_Given problem_. Write out the whole listing again, exactly as given.
------
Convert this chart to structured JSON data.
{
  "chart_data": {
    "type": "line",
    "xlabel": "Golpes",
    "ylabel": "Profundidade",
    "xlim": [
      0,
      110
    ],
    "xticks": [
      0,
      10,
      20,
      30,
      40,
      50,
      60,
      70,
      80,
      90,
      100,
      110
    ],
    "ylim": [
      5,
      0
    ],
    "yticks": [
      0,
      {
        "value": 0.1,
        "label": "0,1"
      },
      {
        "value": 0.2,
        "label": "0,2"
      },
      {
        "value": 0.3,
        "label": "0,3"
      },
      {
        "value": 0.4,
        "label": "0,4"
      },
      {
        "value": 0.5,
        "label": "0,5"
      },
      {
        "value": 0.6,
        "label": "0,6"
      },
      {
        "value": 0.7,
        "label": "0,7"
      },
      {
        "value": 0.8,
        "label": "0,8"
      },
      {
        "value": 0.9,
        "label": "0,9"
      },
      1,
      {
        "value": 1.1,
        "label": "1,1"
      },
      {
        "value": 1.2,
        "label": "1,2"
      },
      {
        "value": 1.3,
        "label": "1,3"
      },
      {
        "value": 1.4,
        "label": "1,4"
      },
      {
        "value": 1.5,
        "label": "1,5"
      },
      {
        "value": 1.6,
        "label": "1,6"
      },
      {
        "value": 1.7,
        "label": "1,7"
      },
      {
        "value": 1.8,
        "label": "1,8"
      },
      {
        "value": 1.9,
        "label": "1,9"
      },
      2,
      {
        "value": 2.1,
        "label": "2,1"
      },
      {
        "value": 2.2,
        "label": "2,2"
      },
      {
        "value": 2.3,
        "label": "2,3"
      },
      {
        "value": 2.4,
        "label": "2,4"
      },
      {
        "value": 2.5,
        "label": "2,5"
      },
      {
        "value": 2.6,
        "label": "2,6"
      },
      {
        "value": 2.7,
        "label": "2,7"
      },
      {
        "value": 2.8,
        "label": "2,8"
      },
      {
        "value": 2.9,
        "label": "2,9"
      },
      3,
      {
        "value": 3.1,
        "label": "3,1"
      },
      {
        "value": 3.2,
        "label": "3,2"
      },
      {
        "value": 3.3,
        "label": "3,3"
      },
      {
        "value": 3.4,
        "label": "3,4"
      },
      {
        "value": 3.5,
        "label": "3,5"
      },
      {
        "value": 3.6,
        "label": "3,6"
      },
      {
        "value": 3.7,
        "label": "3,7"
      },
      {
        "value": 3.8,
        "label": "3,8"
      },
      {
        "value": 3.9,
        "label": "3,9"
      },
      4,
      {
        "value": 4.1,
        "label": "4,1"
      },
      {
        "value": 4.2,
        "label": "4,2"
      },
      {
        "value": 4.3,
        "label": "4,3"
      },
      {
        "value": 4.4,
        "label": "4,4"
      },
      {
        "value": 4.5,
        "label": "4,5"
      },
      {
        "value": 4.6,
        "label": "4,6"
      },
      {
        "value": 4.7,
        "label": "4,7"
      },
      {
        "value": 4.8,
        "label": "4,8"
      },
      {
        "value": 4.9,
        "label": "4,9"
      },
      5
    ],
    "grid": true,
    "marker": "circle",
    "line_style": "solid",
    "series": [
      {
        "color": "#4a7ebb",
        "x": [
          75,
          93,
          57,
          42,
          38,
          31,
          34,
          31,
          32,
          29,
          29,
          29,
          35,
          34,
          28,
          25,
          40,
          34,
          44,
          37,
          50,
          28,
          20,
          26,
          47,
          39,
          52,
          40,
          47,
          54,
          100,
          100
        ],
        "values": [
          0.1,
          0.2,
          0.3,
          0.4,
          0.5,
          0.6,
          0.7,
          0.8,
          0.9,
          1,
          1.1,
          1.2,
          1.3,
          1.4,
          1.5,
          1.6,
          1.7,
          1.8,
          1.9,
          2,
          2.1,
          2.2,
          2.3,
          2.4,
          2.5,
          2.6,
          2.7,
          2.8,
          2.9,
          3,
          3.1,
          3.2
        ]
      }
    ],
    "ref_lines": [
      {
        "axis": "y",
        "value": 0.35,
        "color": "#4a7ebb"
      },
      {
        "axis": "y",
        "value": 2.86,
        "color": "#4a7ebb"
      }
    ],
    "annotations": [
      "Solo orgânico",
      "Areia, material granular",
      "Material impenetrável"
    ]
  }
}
------
_Exercise response_.
Convert this chart to structured JSON data.
{
  "chart_data": {
    "type": "line",
    "xlabel": "Golpes",
    "ylabel": "Profundidade",
    "xlim": [
      0,
      110
    ],
    "xticks": [
      0,
      10,
      20,
      30,
      40,
      50,
      60,
      70,
      80,
      90,
      100,
      110
    ],
    "ylim": [
      5,
      0
    ],
    "yticks": [
      0,
      {
        "value": 0.1,
        "label": "0,1"
      },
      {
        "value": 0.2,
        "label": "0,2"
      },
      {
        "value": 0.3,
        "label": "0,3"
      },
      {
        "value": 0.4,
        "label": "0,4"
      },
      {
        "value": 0.5,
        "label": "0,5"
      },
      {
        "value": 0.6,
        "label": "0,6"
      },
      {
        "value": 0.7,
        "label": "0,7"
      },
      {
        "value": 0.8,
        "label": "0,8"
      },
      {
        "value": 0.9,
        "label": "0,9"
      },
      1,
      {
        "value": 1.1,
        "label": "1,1"
      },
      {
        "value": 1.2,
        "label": "1,2"
      },
      {
        "value": 1.3,
        "label": "1,3"
      },
      {
        "value": 1.4,
        "label": "1,4"
      },
      {
        "value": 1.5,
        "label": "1,5"
      },
      {
        "value": 1.6,
        "label": "1,6"
      },
      {
        "value": 1.7,
        "label": "1,7"
      },
      {
        "value": 1.8,
        "label": "1,8"
      },
      {
        "value": 1.9,
        "label": "1,9"
      },
      2,
      {
        "value": 2.1,
        "label": "2,1"
      },
      {
        "value": 2.2,
        "label": "2,2"
      },
      {
        "value": 2.3,
        "label": "2,3"
      },
      {
        "value": 2.4,
        "label": "2,4"
      },
      {
        "value": 2.5,
        "label": "2,5"
      },
      {
        "value": 2.6,
        "label": "2,6"
      },
      {
        "value": 2.7,
        "label": "2,7"
      },
      {
        "value": 2.8,
        "label": "2,8"
      },
      {
        "value": 2.9,
        "label": "2,9"
      },
      3,
      {
        "value": 3.1,
        "label": "3,1"
      },
      {
        "value": 3.2,
        "label": "3,2"
      },
      {
        "value": 3.3,
        "label": "3,3"
      },
      {
        "value": 3.4,
        "label": "3,4"
      },
      {
        "value": 3.5,
        "label": "3,5"
      },
      {
        "value": 3.6,
        "label": "3,6"
      },
      {
        "value": 3.7,
        "label": "3,7"
      },
      {
        "value": 3.8,
        "label": "3,8"
      },
      {
        "value": 3.9,
        "label": "3,9"
      },
      4,
      {
        "value": 4.1,
        "label": "4,1"
      },
      {
        "value": 4.2,
        "label": "4,2"
      },
      {
        "value": 4.3,
        "label": "4,3"
      },
      {
        "value": 4.4,
        "label": "4,4"
      },
      {
        "value": 4.5,
        "label": "4,5"
      },
      {
        "value": 4.6,
        "label": "4,6"
      },
      {
        "value": 4.7,
        "label": "4,7"
      },
      {
        "value": 4.8,
        "label": "4,8"
      },
      {
        "value": 4.9,
        "label": "4,9"
      },
      5
    ],
    "grid": true,
    "marker": "circle",
    "line_style": "solid",
    "series": [
      {
        "color": "#4a7ebb",
        "x": [
          75,
          93,
          57,
          42,
          38,
          31,
          34,
          31,
          32,
          29,
          29,
          29,
          35,
          34,
          28,
          25,
          40,
          34,
          44,
          37,
          50,
          28,
          20,
          26,
          47,
          39,
          52,
          40,
          47,
          54,
          100,
          100
        ],
        "values": [
          0.1,
          0.2,
          0.3,
          0.4,
          0.5,
          0.6,
          0.7,
          0.8,
          0.9,
          1,
          1.1,
          1.2,
          1.3,
          1.4,
          1.5,
          1.6,
          1.7,
          1.8,
          1.9,
          2,
          2.1,
          2.2,
          2.3,
          2.4,
          2.5,
          2.6,
          2.7,
          2.8,
          2.9,
          3,
          3.1,
          3.2
        ]
      }
    ],
    "ref_lines": [
      {
        "axis": "y",
        "value": 0.35,
        "color": "#4a7ebb"
      },
      {
        "axis": "y",
        "value": 2.86,
        "color": "#4a7ebb"
      }
    ],
    "annotations": [
      "Solo orgânico",
      "Areia, material granular",
      "Material impenetrável"
    ]
  }
}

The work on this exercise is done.